**Exercise task**
Which lines include the word "value"? Copy each of them.

[Dataset listings of figures]
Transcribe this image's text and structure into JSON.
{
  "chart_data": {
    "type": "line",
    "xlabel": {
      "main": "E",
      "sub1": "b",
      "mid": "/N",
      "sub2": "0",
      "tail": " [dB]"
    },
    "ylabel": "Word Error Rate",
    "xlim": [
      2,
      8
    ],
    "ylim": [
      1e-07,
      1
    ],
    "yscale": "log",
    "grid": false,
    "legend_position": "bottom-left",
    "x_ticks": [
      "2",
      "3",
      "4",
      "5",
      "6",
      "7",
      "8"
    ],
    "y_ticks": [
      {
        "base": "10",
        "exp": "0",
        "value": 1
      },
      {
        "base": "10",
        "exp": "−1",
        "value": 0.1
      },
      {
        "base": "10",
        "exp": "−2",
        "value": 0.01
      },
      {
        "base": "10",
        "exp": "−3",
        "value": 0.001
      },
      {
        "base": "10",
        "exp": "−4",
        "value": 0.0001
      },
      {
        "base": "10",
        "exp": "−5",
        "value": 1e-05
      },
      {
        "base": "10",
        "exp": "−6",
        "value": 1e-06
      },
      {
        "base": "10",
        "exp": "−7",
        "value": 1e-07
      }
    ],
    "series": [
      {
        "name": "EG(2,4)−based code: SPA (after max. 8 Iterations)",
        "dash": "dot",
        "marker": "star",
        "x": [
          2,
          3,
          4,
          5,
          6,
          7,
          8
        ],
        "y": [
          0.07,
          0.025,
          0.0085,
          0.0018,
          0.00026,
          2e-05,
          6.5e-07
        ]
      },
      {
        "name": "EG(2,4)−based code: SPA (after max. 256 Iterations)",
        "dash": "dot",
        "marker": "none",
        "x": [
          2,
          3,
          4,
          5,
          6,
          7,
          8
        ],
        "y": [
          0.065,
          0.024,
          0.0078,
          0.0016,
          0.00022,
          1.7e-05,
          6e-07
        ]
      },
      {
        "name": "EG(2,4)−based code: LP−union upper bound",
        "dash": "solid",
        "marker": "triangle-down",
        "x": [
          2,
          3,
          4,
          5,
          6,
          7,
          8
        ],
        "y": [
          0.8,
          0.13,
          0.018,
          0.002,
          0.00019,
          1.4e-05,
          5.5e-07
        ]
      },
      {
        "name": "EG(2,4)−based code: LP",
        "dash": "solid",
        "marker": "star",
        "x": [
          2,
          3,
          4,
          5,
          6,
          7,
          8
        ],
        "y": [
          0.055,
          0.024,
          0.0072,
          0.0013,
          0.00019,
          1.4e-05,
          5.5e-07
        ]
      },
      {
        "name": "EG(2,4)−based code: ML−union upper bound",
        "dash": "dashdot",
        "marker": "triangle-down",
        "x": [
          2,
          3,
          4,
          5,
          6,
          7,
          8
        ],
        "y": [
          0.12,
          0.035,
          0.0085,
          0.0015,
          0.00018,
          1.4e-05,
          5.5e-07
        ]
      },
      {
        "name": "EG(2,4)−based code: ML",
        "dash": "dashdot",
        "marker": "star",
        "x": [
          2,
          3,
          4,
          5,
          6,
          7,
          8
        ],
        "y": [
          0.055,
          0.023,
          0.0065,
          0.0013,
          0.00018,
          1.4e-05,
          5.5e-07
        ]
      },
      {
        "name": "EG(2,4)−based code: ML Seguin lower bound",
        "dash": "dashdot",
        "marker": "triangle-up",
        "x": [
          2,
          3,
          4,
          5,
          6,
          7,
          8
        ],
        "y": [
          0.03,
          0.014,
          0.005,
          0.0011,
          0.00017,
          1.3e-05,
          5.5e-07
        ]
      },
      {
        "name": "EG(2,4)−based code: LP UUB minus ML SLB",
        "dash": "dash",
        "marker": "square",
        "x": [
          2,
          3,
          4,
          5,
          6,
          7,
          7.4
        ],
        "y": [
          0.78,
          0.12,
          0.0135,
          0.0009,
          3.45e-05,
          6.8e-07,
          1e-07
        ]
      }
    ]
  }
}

**Output below**
        "value": 1
        "value": 0.1
        "value": 0.01
        "value": 0.001
        "value": 0.0001
        "value": 1e-05
        "value": 1e-06
        "value": 1e-07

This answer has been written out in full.